PROBLEM TO WORK ON:
Pictures do not belong in the copy, so please give every entry below again exactly.

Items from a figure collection
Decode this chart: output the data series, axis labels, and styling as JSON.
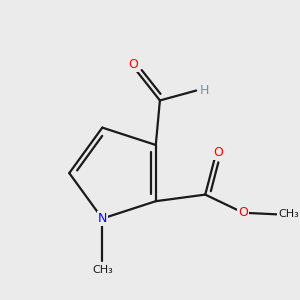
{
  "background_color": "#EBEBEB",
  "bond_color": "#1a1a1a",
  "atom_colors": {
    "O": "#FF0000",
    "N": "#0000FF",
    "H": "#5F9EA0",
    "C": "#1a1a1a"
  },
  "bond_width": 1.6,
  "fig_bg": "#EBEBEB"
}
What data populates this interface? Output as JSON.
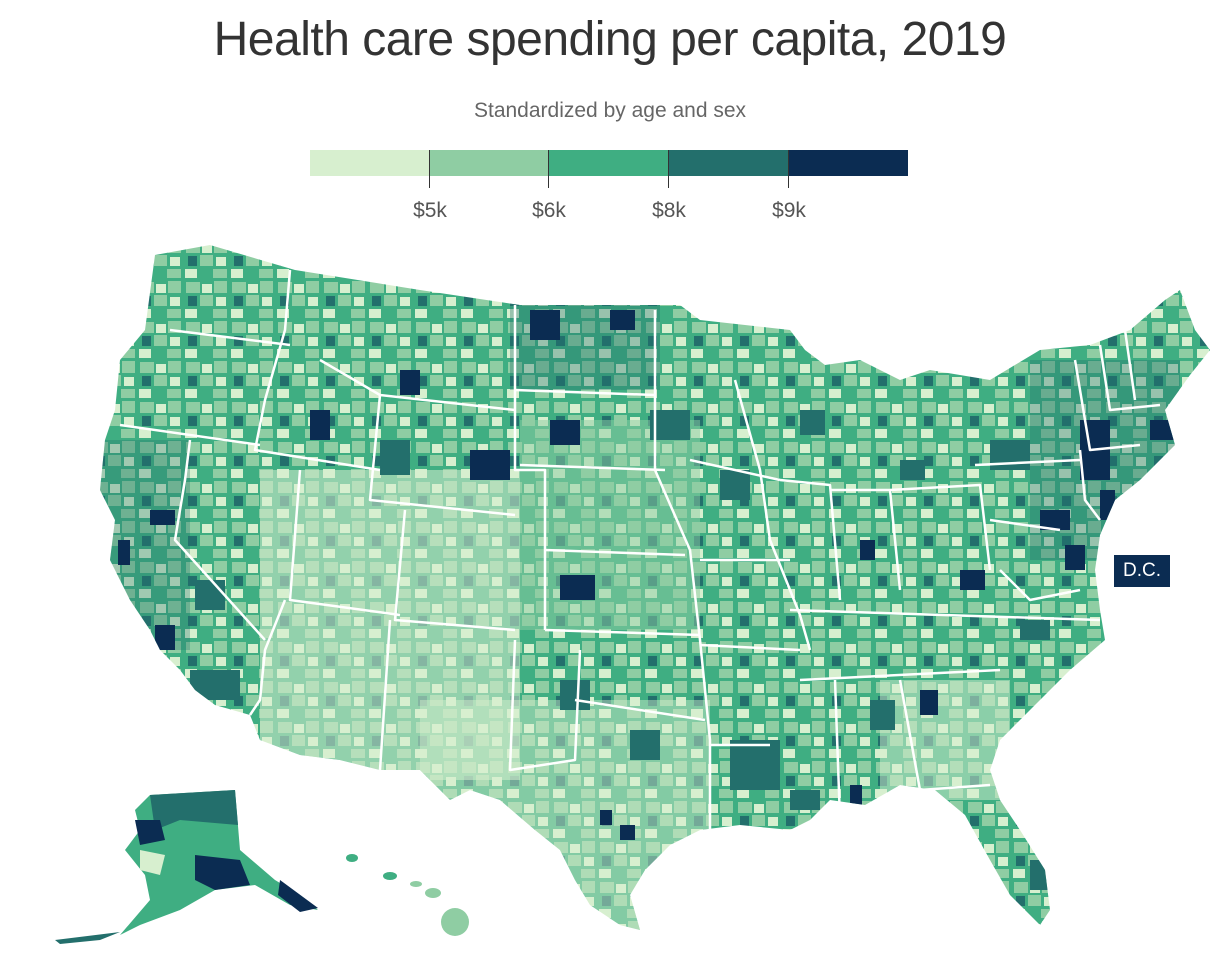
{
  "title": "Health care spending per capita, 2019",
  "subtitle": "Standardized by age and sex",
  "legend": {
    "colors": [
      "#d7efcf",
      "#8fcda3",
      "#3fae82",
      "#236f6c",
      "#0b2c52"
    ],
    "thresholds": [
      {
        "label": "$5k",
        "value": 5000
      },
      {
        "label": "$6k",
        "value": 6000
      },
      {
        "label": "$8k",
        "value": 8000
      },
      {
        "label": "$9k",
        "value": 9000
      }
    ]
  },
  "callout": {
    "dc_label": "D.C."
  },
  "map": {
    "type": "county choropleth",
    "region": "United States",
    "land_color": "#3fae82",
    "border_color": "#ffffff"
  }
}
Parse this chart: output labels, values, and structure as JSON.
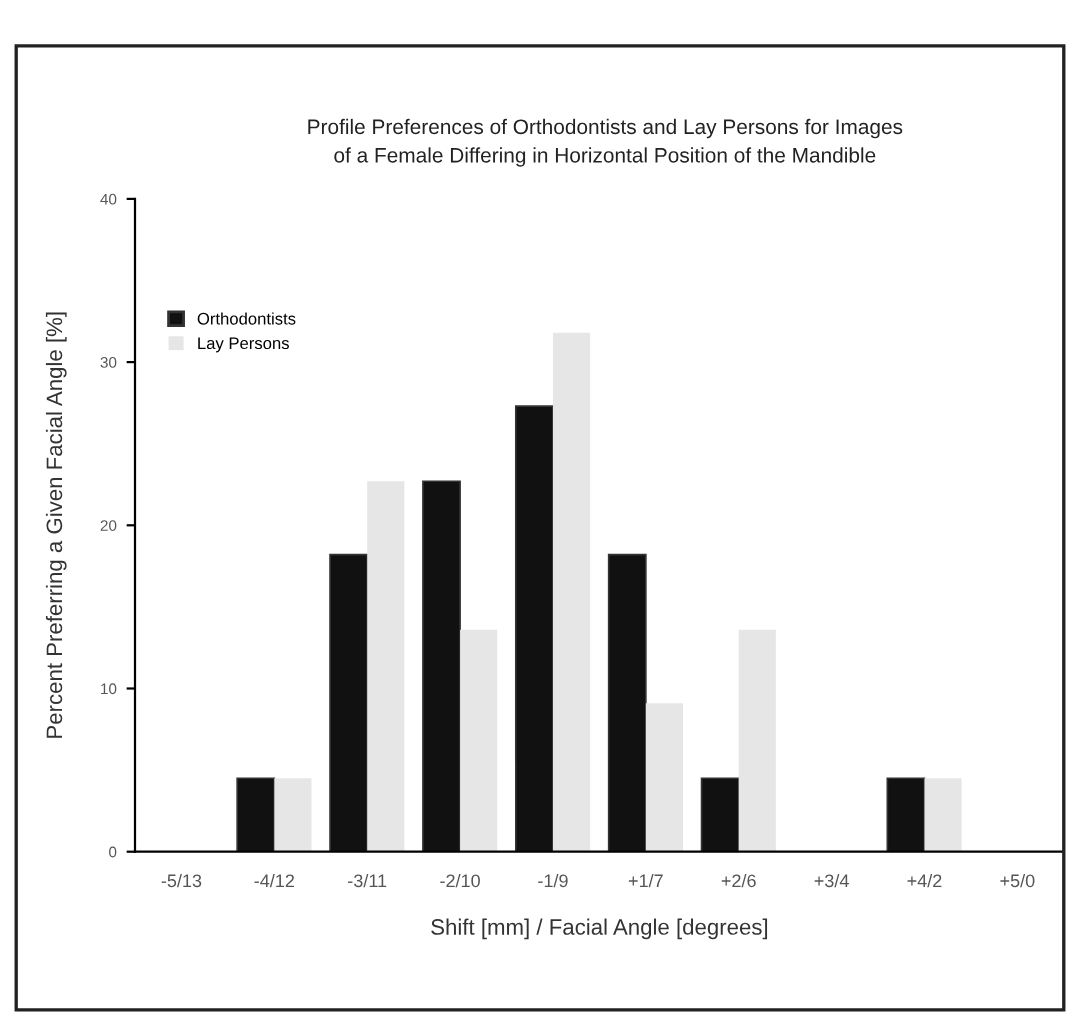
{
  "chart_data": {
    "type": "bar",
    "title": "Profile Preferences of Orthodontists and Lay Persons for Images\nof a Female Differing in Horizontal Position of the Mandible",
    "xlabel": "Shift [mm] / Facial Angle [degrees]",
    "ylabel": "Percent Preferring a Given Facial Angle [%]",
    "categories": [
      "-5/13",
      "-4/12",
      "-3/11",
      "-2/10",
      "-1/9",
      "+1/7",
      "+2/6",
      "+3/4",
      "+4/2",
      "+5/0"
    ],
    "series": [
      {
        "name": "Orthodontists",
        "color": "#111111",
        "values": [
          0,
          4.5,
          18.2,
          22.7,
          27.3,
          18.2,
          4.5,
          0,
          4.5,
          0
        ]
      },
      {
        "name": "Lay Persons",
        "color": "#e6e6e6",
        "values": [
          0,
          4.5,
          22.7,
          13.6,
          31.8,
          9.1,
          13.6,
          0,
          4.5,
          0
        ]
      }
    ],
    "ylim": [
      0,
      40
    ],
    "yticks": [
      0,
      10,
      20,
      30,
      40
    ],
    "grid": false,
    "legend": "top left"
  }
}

TASK ANSWER:
Decode this chart: output the data series, axis labels, and styling as JSON.
{
  "background_color": "#EBEBEB",
  "bond_color": "#1a1a1a",
  "atom_colors": {
    "O": "#FF0000",
    "N": "#0000FF",
    "H": "#5F9EA0",
    "C": "#1a1a1a"
  },
  "bond_width": 1.6,
  "fig_bg": "#EBEBEB"
}
What data populates this interface? Output as JSON.
{
  "title": "Health care spending per capita, 2019",
  "subtitle": "Standardized by age and sex",
  "legend": {
    "colors": [
      "#d7efcf",
      "#8fcda3",
      "#3fae82",
      "#236f6c",
      "#0b2c52"
    ],
    "thresholds": [
      {
        "label": "$5k",
        "value": 5000
      },
      {
        "label": "$6k",
        "value": 6000
      },
      {
        "label": "$8k",
        "value": 8000
      },
      {
        "label": "$9k",
        "value": 9000
      }
    ]
  },
  "callout": {
    "dc_label": "D.C."
  },
  "map": {
    "type": "county choropleth",
    "region": "United States",
    "land_color": "#3fae82",
    "border_color": "#ffffff"
  }
}
Parse this chart: output labels, values, and structure as JSON.
{
  "chart_data": {
    "type": "bar",
    "title": "Profile Preferences of Orthodontists and Lay Persons for Images\nof a Female Differing in Horizontal Position of the Mandible",
    "xlabel": "Shift [mm] / Facial Angle [degrees]",
    "ylabel": "Percent Preferring a Given Facial Angle [%]",
    "categories": [
      "-5/13",
      "-4/12",
      "-3/11",
      "-2/10",
      "-1/9",
      "+1/7",
      "+2/6",
      "+3/4",
      "+4/2",
      "+5/0"
    ],
    "series": [
      {
        "name": "Orthodontists",
        "color": "#111111",
        "values": [
          0,
          4.5,
          18.2,
          22.7,
          27.3,
          18.2,
          4.5,
          0,
          4.5,
          0
        ]
      },
      {
        "name": "Lay Persons",
        "color": "#e6e6e6",
        "values": [
          0,
          4.5,
          22.7,
          13.6,
          31.8,
          9.1,
          13.6,
          0,
          4.5,
          0
        ]
      }
    ],
    "ylim": [
      0,
      40
    ],
    "yticks": [
      0,
      10,
      20,
      30,
      40
    ],
    "grid": false,
    "legend": "top left"
  }
}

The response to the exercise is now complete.